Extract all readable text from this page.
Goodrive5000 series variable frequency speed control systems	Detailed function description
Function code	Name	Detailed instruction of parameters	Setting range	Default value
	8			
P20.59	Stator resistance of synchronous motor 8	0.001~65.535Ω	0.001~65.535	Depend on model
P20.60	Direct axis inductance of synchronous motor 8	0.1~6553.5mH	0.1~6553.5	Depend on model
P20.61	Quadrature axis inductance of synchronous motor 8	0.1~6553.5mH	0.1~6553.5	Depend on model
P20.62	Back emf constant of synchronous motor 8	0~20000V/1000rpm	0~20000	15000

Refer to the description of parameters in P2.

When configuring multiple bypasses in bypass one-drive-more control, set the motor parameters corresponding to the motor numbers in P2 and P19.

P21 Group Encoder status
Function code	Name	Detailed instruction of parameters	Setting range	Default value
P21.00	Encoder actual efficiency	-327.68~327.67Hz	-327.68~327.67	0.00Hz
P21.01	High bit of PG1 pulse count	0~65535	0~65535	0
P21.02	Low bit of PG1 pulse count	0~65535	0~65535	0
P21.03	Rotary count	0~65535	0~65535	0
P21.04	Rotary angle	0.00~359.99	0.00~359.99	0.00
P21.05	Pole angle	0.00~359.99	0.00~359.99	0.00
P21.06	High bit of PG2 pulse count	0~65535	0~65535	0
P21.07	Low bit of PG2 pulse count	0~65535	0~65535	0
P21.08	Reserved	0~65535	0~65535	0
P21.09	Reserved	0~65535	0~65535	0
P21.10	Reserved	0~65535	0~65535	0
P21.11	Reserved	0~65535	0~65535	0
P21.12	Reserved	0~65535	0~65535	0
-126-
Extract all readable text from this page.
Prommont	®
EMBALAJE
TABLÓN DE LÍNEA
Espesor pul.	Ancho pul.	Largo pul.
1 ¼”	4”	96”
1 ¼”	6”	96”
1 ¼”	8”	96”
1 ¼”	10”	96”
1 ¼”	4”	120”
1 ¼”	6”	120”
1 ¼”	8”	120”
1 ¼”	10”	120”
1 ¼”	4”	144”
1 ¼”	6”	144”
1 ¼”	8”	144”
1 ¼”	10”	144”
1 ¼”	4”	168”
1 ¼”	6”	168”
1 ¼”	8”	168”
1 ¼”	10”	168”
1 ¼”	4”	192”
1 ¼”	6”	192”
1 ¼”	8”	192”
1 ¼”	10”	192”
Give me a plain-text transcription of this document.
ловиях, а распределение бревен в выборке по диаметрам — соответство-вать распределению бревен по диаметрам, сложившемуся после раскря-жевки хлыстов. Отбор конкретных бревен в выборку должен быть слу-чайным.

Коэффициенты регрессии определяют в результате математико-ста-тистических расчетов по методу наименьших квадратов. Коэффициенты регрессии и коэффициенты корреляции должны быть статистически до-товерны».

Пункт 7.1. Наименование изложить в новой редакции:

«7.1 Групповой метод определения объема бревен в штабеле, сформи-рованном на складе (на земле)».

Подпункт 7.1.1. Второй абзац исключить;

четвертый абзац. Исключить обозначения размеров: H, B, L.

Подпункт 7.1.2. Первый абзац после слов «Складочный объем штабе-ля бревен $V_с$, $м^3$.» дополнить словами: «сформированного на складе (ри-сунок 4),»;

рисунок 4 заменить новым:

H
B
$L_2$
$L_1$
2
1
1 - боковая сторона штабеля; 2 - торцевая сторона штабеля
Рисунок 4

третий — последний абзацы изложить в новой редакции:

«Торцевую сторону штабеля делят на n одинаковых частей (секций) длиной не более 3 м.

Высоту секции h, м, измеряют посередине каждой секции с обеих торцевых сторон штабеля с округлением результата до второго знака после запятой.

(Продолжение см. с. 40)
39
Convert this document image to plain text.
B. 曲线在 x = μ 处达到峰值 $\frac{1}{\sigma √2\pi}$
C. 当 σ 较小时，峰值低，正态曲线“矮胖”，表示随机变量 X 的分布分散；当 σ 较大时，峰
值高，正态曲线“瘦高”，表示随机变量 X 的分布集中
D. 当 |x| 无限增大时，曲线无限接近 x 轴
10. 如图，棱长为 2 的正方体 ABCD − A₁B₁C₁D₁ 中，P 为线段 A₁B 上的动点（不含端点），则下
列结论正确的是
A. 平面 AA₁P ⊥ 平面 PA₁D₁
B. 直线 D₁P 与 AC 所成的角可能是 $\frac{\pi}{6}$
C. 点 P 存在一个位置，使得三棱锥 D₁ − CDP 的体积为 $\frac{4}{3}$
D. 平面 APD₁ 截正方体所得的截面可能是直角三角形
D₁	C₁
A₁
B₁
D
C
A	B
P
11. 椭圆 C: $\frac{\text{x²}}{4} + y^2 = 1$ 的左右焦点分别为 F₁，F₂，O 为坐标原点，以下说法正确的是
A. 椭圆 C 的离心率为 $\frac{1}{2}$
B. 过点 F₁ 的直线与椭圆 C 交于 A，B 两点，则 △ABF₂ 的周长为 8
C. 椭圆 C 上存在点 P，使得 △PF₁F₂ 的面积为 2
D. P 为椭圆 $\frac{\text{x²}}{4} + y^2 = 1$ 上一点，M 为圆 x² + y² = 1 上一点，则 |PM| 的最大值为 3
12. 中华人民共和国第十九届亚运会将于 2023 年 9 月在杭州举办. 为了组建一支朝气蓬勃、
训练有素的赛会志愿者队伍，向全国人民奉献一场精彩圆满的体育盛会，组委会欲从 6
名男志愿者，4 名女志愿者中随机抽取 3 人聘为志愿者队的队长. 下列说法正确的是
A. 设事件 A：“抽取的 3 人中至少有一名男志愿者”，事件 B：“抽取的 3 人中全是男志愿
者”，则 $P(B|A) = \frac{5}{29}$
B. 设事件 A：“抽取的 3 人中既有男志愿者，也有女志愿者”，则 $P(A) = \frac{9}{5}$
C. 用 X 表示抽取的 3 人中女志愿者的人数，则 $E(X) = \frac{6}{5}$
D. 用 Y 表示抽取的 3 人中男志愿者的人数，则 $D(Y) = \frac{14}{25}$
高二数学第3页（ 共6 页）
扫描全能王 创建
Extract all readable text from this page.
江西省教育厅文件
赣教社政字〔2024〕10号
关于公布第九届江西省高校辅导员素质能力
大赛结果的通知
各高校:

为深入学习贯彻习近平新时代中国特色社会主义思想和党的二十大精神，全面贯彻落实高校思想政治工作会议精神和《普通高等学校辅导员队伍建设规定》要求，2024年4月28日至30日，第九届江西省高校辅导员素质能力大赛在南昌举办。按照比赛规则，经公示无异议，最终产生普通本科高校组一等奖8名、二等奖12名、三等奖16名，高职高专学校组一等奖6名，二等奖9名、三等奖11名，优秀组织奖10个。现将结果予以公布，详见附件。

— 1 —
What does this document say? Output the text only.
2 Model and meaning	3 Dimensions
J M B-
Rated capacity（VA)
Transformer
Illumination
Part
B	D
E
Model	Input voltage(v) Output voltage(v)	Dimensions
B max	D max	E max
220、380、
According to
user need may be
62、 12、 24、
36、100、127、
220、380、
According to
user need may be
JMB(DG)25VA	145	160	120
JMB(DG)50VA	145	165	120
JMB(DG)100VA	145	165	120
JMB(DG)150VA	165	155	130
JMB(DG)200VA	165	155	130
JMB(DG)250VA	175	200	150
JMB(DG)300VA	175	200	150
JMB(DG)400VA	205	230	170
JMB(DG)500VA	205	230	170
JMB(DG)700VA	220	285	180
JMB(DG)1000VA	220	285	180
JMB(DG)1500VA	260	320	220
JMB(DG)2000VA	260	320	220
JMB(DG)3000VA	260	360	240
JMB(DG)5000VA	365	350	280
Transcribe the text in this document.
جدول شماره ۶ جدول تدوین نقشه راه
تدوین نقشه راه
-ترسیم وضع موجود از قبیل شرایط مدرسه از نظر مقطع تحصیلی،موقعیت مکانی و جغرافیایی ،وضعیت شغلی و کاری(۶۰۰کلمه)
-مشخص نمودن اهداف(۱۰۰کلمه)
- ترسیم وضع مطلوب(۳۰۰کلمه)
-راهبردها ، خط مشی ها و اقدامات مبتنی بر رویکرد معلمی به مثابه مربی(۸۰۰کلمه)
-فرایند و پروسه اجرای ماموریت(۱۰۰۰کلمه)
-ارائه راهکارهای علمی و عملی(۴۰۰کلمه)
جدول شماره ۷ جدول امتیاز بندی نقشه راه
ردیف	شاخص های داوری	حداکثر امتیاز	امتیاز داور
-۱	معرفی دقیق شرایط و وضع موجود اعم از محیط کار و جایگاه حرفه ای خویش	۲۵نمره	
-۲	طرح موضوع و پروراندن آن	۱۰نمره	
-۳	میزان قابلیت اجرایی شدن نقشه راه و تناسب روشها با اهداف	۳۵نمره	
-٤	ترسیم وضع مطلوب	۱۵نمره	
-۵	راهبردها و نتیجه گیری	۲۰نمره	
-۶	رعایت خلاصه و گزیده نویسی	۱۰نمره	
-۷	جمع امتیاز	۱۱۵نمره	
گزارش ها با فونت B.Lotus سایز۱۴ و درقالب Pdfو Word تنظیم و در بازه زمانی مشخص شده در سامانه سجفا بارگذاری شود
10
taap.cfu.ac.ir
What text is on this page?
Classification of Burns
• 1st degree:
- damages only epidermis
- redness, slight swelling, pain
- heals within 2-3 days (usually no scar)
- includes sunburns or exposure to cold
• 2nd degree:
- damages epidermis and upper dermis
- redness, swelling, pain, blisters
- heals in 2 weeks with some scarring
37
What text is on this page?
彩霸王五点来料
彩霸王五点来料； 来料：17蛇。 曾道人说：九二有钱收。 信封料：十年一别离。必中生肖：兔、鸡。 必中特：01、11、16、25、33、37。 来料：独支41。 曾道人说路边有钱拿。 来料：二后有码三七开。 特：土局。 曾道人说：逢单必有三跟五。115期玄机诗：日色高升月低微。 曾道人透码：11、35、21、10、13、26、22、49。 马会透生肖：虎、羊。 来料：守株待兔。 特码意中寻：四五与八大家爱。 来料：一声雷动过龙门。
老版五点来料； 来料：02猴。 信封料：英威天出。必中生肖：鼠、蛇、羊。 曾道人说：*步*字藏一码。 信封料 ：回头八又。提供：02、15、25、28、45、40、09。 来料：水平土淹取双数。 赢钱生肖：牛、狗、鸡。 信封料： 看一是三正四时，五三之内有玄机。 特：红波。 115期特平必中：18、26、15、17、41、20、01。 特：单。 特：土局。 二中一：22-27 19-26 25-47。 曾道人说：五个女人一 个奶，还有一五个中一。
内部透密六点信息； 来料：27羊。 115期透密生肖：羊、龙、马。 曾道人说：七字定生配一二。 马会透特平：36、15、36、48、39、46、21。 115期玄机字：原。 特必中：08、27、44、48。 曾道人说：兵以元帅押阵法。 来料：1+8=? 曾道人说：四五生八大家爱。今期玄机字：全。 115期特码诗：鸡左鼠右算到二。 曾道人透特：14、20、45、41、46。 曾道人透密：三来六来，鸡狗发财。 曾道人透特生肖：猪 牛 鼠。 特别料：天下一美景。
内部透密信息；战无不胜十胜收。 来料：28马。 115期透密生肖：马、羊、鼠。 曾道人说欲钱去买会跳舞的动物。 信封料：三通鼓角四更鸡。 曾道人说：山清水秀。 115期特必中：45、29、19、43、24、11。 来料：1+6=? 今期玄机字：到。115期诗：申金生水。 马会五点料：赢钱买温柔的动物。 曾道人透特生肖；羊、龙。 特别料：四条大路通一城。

◆ ◆ ◆

What to produce:
State how many lines of the records hold the string "parameters", and nothing else.

Solved problem:
4